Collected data
● ● ● ●

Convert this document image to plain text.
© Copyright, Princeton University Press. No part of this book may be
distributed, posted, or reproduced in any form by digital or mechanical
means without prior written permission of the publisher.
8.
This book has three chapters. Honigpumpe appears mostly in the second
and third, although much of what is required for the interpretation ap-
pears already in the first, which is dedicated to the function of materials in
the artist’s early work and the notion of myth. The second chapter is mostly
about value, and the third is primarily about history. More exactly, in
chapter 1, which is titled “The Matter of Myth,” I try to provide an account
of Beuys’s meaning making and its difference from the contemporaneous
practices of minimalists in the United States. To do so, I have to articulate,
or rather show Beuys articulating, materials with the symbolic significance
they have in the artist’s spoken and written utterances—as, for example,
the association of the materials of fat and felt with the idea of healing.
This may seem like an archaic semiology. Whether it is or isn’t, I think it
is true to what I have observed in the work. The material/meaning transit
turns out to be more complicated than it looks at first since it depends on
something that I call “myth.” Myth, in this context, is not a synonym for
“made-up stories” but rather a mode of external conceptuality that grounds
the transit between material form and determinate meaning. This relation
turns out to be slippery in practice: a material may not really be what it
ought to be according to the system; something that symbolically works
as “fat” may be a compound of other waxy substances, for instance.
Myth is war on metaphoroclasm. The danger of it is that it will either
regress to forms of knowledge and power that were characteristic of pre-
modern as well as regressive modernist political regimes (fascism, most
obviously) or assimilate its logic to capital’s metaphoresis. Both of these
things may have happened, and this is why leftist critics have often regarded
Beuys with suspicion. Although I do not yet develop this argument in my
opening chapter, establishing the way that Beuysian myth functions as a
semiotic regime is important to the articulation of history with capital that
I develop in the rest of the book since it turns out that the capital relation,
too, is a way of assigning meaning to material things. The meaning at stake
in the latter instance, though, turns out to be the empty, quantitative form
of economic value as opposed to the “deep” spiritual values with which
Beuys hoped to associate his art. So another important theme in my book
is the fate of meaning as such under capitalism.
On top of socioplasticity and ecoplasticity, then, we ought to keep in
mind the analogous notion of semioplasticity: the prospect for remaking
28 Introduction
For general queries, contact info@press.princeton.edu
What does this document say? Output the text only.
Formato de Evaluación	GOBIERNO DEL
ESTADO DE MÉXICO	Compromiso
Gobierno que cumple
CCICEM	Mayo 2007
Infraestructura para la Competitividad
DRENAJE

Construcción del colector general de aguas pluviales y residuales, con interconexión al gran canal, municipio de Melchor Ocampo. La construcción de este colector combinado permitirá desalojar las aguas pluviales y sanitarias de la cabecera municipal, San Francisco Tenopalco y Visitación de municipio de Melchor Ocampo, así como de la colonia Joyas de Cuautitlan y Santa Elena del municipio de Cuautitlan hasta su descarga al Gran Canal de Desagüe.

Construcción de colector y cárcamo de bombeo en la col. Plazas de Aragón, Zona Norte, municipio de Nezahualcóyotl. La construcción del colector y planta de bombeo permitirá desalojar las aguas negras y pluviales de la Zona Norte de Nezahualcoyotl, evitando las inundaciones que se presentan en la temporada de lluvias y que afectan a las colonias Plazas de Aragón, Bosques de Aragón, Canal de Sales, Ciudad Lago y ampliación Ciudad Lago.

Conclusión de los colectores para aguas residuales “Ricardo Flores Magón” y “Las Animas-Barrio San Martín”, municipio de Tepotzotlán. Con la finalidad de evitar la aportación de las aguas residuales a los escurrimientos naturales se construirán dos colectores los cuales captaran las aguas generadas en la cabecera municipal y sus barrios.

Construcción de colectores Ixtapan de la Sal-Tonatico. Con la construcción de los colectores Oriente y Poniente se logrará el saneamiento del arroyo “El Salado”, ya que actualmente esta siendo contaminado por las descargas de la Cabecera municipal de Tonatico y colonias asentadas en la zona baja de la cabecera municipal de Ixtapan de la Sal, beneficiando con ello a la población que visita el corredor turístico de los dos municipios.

● ● ● ●

Exercise directions
Make a verbatim copy of every entry shown above.

Exercise response
Convert this document image to plain text.
© Copyright, Princeton University Press. No part of this book may be
distributed, posted, or reproduced in any form by digital or mechanical
means without prior written permission of the publisher.
8.
This book has three chapters. Honigpumpe appears mostly in the second
and third, although much of what is required for the interpretation ap-
pears already in the first, which is dedicated to the function of materials in
the artist’s early work and the notion of myth. The second chapter is mostly
about value, and the third is primarily about history. More exactly, in
chapter 1, which is titled “The Matter of Myth,” I try to provide an account
of Beuys’s meaning making and its difference from the contemporaneous
practices of minimalists in the United States. To do so, I have to articulate,
or rather show Beuys articulating, materials with the symbolic significance
they have in the artist’s spoken and written utterances—as, for example,
the association of the materials of fat and felt with the idea of healing.
This may seem like an archaic semiology. Whether it is or isn’t, I think it
is true to what I have observed in the work. The material/meaning transit
turns out to be more complicated than it looks at first since it depends on
something that I call “myth.” Myth, in this context, is not a synonym for
“made-up stories” but rather a mode of external conceptuality that grounds
the transit between material form and determinate meaning. This relation
turns out to be slippery in practice: a material may not really be what it
ought to be according to the system; something that symbolically works
as “fat” may be a compound of other waxy substances, for instance.
Myth is war on metaphoroclasm. The danger of it is that it will either
regress to forms of knowledge and power that were characteristic of pre-
modern as well as regressive modernist political regimes (fascism, most
obviously) or assimilate its logic to capital’s metaphoresis. Both of these
things may have happened, and this is why leftist critics have often regarded
Beuys with suspicion. Although I do not yet develop this argument in my
opening chapter, establishing the way that Beuysian myth functions as a
semiotic regime is important to the articulation of history with capital that
I develop in the rest of the book since it turns out that the capital relation,
too, is a way of assigning meaning to material things. The meaning at stake
in the latter instance, though, turns out to be the empty, quantitative form
of economic value as opposed to the “deep” spiritual values with which
Beuys hoped to associate his art. So another important theme in my book
is the fate of meaning as such under capitalism.
On top of socioplasticity and ecoplasticity, then, we ought to keep in
mind the analogous notion of semioplasticity: the prospect for remaking
28 Introduction
For general queries, contact info@press.princeton.edu
What does this document say? Output the text only.
Formato de Evaluación	GOBIERNO DEL
ESTADO DE MÉXICO	Compromiso
Gobierno que cumple
CCICEM	Mayo 2007
Infraestructura para la Competitividad
DRENAJE

Construcción del colector general de aguas pluviales y residuales, con interconexión al gran canal, municipio de Melchor Ocampo. La construcción de este colector combinado permitirá desalojar las aguas pluviales y sanitarias de la cabecera municipal, San Francisco Tenopalco y Visitación de municipio de Melchor Ocampo, así como de la colonia Joyas de Cuautitlan y Santa Elena del municipio de Cuautitlan hasta su descarga al Gran Canal de Desagüe.

Construcción de colector y cárcamo de bombeo en la col. Plazas de Aragón, Zona Norte, municipio de Nezahualcóyotl. La construcción del colector y planta de bombeo permitirá desalojar las aguas negras y pluviales de la Zona Norte de Nezahualcoyotl, evitando las inundaciones que se presentan en la temporada de lluvias y que afectan a las colonias Plazas de Aragón, Bosques de Aragón, Canal de Sales, Ciudad Lago y ampliación Ciudad Lago.

Conclusión de los colectores para aguas residuales “Ricardo Flores Magón” y “Las Animas-Barrio San Martín”, municipio de Tepotzotlán. Con la finalidad de evitar la aportación de las aguas residuales a los escurrimientos naturales se construirán dos colectores los cuales captaran las aguas generadas en la cabecera municipal y sus barrios.

Construcción de colectores Ixtapan de la Sal-Tonatico. Con la construcción de los colectores Oriente y Poniente se logrará el saneamiento del arroyo “El Salado”, ya que actualmente esta siendo contaminado por las descargas de la Cabecera municipal de Tonatico y colonias asentadas en la zona baja de la cabecera municipal de Ixtapan de la Sal, beneficiando con ello a la población que visita el corredor turístico de los dos municipios.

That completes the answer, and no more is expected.